### Exercise objective
For the entries that follow, state how many lines include the word "JSON", giving the number and nothing else.

### Input records
□ □ □

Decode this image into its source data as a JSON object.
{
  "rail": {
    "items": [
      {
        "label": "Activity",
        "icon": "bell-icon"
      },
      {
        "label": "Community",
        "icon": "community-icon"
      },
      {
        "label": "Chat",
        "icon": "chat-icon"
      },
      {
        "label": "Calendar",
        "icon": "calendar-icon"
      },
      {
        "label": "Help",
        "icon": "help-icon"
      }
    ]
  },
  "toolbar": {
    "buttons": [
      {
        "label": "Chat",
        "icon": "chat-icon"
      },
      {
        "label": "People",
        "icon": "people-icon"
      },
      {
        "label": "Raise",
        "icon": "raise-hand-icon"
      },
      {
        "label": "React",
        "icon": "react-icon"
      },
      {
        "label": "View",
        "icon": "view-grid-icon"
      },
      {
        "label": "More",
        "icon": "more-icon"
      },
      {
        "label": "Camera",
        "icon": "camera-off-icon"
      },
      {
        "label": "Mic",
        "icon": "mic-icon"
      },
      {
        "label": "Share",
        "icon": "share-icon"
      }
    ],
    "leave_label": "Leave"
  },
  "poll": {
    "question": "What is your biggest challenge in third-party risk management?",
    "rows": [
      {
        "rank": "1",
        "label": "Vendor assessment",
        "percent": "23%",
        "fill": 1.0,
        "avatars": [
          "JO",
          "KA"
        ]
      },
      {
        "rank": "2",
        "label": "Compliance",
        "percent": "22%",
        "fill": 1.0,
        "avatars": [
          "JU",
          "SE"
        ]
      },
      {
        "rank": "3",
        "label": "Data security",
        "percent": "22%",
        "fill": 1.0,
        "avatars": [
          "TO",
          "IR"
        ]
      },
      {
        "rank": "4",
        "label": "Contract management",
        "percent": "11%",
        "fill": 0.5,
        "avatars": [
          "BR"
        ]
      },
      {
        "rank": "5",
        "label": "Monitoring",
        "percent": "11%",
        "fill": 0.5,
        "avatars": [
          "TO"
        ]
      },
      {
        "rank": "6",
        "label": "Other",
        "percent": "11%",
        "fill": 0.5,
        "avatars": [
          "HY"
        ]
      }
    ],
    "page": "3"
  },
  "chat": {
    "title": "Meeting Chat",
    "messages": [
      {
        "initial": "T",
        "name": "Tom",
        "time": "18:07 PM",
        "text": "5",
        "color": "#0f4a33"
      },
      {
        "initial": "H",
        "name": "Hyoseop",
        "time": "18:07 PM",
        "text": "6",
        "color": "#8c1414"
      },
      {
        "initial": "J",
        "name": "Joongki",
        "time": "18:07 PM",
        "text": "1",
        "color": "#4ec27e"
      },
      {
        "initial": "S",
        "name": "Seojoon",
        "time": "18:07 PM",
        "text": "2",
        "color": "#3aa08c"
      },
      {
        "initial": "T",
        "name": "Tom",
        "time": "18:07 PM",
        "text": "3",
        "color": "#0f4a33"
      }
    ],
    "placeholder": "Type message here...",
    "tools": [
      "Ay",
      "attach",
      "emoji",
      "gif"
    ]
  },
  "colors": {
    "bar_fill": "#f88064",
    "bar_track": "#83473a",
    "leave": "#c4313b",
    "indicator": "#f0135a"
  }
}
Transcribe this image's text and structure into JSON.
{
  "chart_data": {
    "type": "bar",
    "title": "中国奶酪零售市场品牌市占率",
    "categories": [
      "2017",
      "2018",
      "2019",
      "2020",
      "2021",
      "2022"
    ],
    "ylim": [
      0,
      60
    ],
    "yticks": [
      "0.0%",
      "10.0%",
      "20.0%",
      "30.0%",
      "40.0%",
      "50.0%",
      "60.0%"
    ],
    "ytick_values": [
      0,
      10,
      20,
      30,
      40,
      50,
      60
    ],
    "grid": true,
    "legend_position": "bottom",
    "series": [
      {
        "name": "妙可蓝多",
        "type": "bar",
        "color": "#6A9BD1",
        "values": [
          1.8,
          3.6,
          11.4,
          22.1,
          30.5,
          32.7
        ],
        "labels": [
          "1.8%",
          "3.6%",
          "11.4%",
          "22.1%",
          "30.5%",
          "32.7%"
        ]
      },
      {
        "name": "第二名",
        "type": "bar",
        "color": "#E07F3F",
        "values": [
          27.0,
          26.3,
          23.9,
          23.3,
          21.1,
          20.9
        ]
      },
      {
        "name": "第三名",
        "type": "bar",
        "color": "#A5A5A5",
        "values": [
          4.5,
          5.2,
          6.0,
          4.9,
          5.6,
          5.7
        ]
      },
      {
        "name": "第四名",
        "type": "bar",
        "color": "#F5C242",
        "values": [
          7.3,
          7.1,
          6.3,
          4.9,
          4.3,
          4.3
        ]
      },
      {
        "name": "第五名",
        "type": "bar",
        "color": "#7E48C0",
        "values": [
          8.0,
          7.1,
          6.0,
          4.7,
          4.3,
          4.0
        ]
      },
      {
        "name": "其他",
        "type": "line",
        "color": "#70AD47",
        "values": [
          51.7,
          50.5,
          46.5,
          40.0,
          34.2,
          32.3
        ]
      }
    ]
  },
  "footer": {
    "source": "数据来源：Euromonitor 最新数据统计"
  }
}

□ □ □

### Final result
2